■ Records shown
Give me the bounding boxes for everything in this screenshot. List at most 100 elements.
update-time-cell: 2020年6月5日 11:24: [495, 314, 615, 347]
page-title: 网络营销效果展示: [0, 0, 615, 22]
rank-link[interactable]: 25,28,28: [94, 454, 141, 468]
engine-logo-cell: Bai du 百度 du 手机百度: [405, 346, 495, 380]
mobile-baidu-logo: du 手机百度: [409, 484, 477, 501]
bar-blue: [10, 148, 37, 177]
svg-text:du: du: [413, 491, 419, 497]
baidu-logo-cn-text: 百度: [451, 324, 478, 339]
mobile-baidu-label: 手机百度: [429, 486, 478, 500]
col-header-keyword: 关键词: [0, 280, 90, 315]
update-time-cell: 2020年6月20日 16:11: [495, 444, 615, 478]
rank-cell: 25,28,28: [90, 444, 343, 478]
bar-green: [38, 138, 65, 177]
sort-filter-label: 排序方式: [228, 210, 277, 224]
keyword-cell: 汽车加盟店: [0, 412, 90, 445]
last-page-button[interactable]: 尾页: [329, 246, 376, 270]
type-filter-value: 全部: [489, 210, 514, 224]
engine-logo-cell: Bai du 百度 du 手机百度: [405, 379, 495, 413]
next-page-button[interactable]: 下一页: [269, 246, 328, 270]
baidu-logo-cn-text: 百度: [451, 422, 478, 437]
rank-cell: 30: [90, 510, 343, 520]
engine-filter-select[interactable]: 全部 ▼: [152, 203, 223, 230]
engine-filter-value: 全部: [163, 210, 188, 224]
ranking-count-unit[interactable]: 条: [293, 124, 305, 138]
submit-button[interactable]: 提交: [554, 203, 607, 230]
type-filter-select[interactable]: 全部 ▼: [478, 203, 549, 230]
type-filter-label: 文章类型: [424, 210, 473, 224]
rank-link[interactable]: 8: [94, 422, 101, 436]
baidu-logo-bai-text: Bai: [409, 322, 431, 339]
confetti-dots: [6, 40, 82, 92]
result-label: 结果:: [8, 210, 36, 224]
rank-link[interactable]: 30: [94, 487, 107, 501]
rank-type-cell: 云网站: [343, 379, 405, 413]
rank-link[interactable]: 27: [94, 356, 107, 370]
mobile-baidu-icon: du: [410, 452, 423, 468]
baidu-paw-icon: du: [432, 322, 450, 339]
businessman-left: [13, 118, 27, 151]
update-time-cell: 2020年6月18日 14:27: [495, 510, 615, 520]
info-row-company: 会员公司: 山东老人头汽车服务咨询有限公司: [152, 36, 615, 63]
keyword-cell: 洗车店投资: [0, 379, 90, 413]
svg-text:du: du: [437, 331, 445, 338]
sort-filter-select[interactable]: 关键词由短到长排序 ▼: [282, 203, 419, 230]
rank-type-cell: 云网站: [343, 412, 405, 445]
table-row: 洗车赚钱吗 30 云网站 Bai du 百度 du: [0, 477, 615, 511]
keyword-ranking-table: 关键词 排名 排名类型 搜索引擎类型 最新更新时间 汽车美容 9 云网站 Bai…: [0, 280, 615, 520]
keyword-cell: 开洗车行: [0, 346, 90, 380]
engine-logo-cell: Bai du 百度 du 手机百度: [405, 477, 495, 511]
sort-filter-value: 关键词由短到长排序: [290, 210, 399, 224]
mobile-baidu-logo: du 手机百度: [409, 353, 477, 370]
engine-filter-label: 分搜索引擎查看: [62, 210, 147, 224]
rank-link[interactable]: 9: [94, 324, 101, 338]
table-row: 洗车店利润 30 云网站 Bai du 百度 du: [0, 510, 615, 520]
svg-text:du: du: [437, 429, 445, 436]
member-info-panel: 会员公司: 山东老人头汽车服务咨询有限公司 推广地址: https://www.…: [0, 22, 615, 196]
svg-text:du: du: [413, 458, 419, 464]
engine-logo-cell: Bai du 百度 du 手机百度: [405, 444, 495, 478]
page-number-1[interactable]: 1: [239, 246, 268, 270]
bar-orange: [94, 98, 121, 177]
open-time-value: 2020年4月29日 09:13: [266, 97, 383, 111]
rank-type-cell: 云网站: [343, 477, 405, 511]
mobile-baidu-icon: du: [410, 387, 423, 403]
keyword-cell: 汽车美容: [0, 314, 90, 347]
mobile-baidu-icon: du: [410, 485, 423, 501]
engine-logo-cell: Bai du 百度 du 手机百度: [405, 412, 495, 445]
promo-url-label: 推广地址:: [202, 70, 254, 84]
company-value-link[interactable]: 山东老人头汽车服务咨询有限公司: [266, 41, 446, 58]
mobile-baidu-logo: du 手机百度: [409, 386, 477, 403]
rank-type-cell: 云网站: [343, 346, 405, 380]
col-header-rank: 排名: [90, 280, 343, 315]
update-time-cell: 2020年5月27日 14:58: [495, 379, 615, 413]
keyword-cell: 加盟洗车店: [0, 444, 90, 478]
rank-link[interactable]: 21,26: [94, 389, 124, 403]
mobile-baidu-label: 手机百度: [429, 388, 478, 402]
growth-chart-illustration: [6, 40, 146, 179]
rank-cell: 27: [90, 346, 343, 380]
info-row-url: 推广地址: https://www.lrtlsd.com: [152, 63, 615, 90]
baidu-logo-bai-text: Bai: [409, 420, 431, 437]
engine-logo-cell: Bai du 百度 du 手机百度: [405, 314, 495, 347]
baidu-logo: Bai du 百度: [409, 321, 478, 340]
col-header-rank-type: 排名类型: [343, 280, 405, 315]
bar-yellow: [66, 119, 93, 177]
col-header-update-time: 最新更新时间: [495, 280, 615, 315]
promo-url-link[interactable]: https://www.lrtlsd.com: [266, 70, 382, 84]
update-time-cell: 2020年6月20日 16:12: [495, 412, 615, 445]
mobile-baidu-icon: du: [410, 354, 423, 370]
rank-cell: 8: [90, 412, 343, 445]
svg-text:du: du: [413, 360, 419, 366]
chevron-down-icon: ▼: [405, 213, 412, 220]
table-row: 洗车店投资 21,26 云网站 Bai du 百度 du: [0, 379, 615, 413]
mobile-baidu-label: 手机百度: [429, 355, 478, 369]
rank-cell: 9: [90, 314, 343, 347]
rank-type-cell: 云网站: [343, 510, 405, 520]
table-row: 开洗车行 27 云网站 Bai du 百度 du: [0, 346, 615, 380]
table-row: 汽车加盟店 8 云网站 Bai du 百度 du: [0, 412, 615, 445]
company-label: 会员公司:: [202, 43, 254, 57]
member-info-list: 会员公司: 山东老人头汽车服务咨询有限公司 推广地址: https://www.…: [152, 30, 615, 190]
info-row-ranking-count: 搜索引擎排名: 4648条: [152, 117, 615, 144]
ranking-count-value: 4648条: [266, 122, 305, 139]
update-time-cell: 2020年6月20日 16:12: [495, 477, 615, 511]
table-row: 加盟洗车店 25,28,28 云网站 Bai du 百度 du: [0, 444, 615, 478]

■ Problem description
Rewrite the items above, replacing every occurrence of "update-time-cell" with "timestamp-cell" and leaving everything else unchanged.

■ Task answer
Give me the bounding boxes for everything in this screenshot. List at most 100 elements.
timestamp-cell: 2020年6月5日 11:24: [495, 314, 615, 347]
page-title: 网络营销效果展示: [0, 0, 615, 22]
rank-link[interactable]: 25,28,28: [94, 454, 141, 468]
engine-logo-cell: Bai du 百度 du 手机百度: [405, 346, 495, 380]
mobile-baidu-logo: du 手机百度: [409, 484, 477, 501]
bar-blue: [10, 148, 37, 177]
svg-text:du: du: [413, 491, 419, 497]
baidu-logo-cn-text: 百度: [451, 324, 478, 339]
mobile-baidu-label: 手机百度: [429, 486, 478, 500]
col-header-keyword: 关键词: [0, 280, 90, 315]
timestamp-cell: 2020年6月20日 16:11: [495, 444, 615, 478]
rank-cell: 25,28,28: [90, 444, 343, 478]
bar-green: [38, 138, 65, 177]
sort-filter-label: 排序方式: [228, 210, 277, 224]
keyword-cell: 汽车加盟店: [0, 412, 90, 445]
last-page-button[interactable]: 尾页: [329, 246, 376, 270]
type-filter-value: 全部: [489, 210, 514, 224]
engine-logo-cell: Bai du 百度 du 手机百度: [405, 379, 495, 413]
next-page-button[interactable]: 下一页: [269, 246, 328, 270]
baidu-logo-cn-text: 百度: [451, 422, 478, 437]
rank-cell: 30: [90, 510, 343, 520]
engine-filter-select[interactable]: 全部 ▼: [152, 203, 223, 230]
engine-filter-value: 全部: [163, 210, 188, 224]
ranking-count-unit[interactable]: 条: [293, 124, 305, 138]
submit-button[interactable]: 提交: [554, 203, 607, 230]
type-filter-select[interactable]: 全部 ▼: [478, 203, 549, 230]
type-filter-label: 文章类型: [424, 210, 473, 224]
rank-link[interactable]: 8: [94, 422, 101, 436]
baidu-logo-bai-text: Bai: [409, 322, 431, 339]
confetti-dots: [6, 40, 82, 92]
result-label: 结果:: [8, 210, 36, 224]
rank-link[interactable]: 30: [94, 487, 107, 501]
rank-type-cell: 云网站: [343, 379, 405, 413]
rank-link[interactable]: 27: [94, 356, 107, 370]
mobile-baidu-icon: du: [410, 452, 423, 468]
baidu-paw-icon: du: [432, 322, 450, 339]
businessman-left: [13, 118, 27, 151]
timestamp-cell: 2020年6月18日 14:27: [495, 510, 615, 520]
info-row-company: 会员公司: 山东老人头汽车服务咨询有限公司: [152, 36, 615, 63]
keyword-cell: 洗车店投资: [0, 379, 90, 413]
svg-text:du: du: [437, 331, 445, 338]
sort-filter-select[interactable]: 关键词由短到长排序 ▼: [282, 203, 419, 230]
rank-type-cell: 云网站: [343, 412, 405, 445]
table-row: 洗车赚钱吗 30 云网站 Bai du 百度 du: [0, 477, 615, 511]
keyword-ranking-table: 关键词 排名 排名类型 搜索引擎类型 最新更新时间 汽车美容 9 云网站 Bai…: [0, 280, 615, 520]
keyword-cell: 开洗车行: [0, 346, 90, 380]
engine-logo-cell: Bai du 百度 du 手机百度: [405, 477, 495, 511]
sort-filter-value: 关键词由短到长排序: [290, 210, 399, 224]
mobile-baidu-logo: du 手机百度: [409, 353, 477, 370]
engine-filter-label: 分搜索引擎查看: [62, 210, 147, 224]
rank-link[interactable]: 9: [94, 324, 101, 338]
table-row: 洗车店利润 30 云网站 Bai du 百度 du: [0, 510, 615, 520]
svg-text:du: du: [437, 429, 445, 436]
member-info-panel: 会员公司: 山东老人头汽车服务咨询有限公司 推广地址: https://www.…: [0, 22, 615, 196]
svg-text:du: du: [413, 458, 419, 464]
engine-logo-cell: Bai du 百度 du 手机百度: [405, 444, 495, 478]
page-number-1[interactable]: 1: [239, 246, 268, 270]
bar-orange: [94, 98, 121, 177]
open-time-value: 2020年4月29日 09:13: [266, 97, 383, 111]
rank-type-cell: 云网站: [343, 477, 405, 511]
mobile-baidu-icon: du: [410, 387, 423, 403]
keyword-cell: 汽车美容: [0, 314, 90, 347]
mobile-baidu-icon: du: [410, 485, 423, 501]
engine-logo-cell: Bai du 百度 du 手机百度: [405, 412, 495, 445]
promo-url-label: 推广地址:: [202, 70, 254, 84]
company-value-link[interactable]: 山东老人头汽车服务咨询有限公司: [266, 41, 446, 58]
mobile-baidu-logo: du 手机百度: [409, 386, 477, 403]
rank-type-cell: 云网站: [343, 346, 405, 380]
col-header-rank: 排名: [90, 280, 343, 315]
timestamp-cell: 2020年5月27日 14:58: [495, 379, 615, 413]
keyword-cell: 加盟洗车店: [0, 444, 90, 478]
rank-link[interactable]: 21,26: [94, 389, 124, 403]
mobile-baidu-label: 手机百度: [429, 388, 478, 402]
growth-chart-illustration: [6, 40, 146, 179]
rank-cell: 27: [90, 346, 343, 380]
info-row-url: 推广地址: https://www.lrtlsd.com: [152, 63, 615, 90]
baidu-logo-bai-text: Bai: [409, 420, 431, 437]
engine-logo-cell: Bai du 百度 du 手机百度: [405, 314, 495, 347]
baidu-logo: Bai du 百度: [409, 321, 478, 340]
col-header-rank-type: 排名类型: [343, 280, 405, 315]
bar-yellow: [66, 119, 93, 177]
col-header-update-time: 最新更新时间: [495, 280, 615, 315]
promo-url-link[interactable]: https://www.lrtlsd.com: [266, 70, 382, 84]
timestamp-cell: 2020年6月20日 16:12: [495, 412, 615, 445]
mobile-baidu-icon: du: [410, 354, 423, 370]
rank-cell: 8: [90, 412, 343, 445]
svg-text:du: du: [413, 360, 419, 366]
chevron-down-icon: ▼: [405, 213, 412, 220]
table-row: 洗车店投资 21,26 云网站 Bai du 百度 du: [0, 379, 615, 413]
mobile-baidu-label: 手机百度: [429, 355, 478, 369]
rank-cell: 9: [90, 314, 343, 347]
rank-type-cell: 云网站: [343, 510, 405, 520]
table-row: 开洗车行 27 云网站 Bai du 百度 du: [0, 346, 615, 380]
table-row: 汽车加盟店 8 云网站 Bai du 百度 du: [0, 412, 615, 445]
company-label: 会员公司:: [202, 43, 254, 57]
member-info-list: 会员公司: 山东老人头汽车服务咨询有限公司 推广地址: https://www.…: [152, 30, 615, 190]
info-row-ranking-count: 搜索引擎排名: 4648条: [152, 117, 615, 144]
ranking-count-value: 4648条: [266, 122, 305, 139]
timestamp-cell: 2020年6月20日 16:12: [495, 477, 615, 511]
table-row: 加盟洗车店 25,28,28 云网站 Bai du 百度 du: [0, 444, 615, 478]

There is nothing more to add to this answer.